- THE TASK:
Search the material below for the word "text". Copy every line that has it.
═════ DATA PROVIDED ═════
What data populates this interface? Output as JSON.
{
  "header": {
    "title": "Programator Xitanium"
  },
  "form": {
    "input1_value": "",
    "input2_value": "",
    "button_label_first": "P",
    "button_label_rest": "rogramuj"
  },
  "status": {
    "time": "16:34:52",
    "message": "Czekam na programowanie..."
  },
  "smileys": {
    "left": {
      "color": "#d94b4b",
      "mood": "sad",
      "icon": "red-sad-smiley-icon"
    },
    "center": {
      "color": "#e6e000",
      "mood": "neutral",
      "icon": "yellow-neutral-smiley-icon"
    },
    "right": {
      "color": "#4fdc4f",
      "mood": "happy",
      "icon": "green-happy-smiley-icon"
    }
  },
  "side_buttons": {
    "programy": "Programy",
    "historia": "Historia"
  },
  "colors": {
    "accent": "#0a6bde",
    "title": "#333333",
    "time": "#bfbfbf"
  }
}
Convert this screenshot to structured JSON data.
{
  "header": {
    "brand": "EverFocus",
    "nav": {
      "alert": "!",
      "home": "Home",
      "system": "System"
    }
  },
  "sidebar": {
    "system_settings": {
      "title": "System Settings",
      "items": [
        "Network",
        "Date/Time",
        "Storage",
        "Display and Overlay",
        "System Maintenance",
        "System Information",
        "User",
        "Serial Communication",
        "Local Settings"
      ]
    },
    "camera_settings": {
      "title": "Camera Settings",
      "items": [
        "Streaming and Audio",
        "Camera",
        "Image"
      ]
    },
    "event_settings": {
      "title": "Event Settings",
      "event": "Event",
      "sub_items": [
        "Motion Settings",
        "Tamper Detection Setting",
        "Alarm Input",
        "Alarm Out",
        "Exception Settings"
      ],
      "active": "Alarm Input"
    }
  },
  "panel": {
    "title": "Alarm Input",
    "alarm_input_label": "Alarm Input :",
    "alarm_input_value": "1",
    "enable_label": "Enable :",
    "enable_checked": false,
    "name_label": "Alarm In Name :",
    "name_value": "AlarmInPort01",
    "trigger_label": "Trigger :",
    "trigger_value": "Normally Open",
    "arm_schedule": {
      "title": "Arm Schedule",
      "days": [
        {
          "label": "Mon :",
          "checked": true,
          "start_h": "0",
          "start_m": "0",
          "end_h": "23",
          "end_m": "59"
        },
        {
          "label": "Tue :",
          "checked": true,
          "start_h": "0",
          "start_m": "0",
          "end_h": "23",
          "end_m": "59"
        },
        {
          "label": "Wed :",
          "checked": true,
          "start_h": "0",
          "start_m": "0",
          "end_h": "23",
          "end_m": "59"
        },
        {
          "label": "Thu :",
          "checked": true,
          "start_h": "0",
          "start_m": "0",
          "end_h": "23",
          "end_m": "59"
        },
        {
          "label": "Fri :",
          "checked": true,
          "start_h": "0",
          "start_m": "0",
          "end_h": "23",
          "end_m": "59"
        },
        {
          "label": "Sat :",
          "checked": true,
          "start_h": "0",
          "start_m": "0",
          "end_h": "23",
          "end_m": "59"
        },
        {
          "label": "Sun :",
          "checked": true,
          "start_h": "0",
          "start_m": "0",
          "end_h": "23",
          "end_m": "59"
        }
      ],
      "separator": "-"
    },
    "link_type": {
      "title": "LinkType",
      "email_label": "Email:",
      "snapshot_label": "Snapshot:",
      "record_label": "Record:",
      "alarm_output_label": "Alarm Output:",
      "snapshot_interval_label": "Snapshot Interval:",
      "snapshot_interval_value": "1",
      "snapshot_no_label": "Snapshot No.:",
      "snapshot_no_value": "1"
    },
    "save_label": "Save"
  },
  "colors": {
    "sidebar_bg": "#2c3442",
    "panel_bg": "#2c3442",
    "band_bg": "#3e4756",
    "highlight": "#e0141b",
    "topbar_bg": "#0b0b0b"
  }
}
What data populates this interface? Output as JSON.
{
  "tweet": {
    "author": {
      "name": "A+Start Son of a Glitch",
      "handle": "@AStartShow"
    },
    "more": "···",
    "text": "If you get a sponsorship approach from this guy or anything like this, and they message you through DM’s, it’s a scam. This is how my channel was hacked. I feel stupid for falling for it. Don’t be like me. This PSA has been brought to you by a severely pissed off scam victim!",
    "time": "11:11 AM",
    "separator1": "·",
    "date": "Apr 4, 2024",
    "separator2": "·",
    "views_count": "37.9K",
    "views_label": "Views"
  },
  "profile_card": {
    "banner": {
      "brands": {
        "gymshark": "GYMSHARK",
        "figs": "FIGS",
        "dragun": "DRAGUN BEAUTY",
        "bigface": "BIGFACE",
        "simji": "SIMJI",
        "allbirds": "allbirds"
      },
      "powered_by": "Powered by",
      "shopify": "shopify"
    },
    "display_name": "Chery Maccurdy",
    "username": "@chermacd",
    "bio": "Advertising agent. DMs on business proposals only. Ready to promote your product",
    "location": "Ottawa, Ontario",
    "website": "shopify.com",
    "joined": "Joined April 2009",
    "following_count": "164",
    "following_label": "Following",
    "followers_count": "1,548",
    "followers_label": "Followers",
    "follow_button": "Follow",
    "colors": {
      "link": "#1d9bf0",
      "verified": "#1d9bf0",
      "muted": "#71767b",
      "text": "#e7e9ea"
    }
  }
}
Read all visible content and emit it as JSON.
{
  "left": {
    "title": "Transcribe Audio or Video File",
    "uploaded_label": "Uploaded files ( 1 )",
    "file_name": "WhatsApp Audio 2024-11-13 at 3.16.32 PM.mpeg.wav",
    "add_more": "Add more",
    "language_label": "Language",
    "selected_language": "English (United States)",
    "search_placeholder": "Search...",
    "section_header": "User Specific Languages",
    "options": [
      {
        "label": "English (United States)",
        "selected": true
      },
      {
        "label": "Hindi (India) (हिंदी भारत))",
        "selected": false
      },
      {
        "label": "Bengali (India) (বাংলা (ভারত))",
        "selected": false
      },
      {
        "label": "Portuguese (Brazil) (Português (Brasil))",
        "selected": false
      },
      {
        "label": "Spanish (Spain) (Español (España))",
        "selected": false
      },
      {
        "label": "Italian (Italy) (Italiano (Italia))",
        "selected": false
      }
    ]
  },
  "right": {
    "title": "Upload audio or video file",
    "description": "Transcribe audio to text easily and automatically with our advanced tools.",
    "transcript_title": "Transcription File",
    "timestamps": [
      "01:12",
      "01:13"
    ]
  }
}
═════
- FULL ANSWER:
    "text": "If you get a sponsorship approach from this guy or anything like this, and they message you through DM’s, it’s a scam. This is how my channel was hacked. I feel stupid for falling for it. Don’t be like me. This PSA has been brought to you by a severely pissed off scam victim!",
      "text": "#e7e9ea"
    "description": "Transcribe audio to text easily and automatically with our advanced tools.",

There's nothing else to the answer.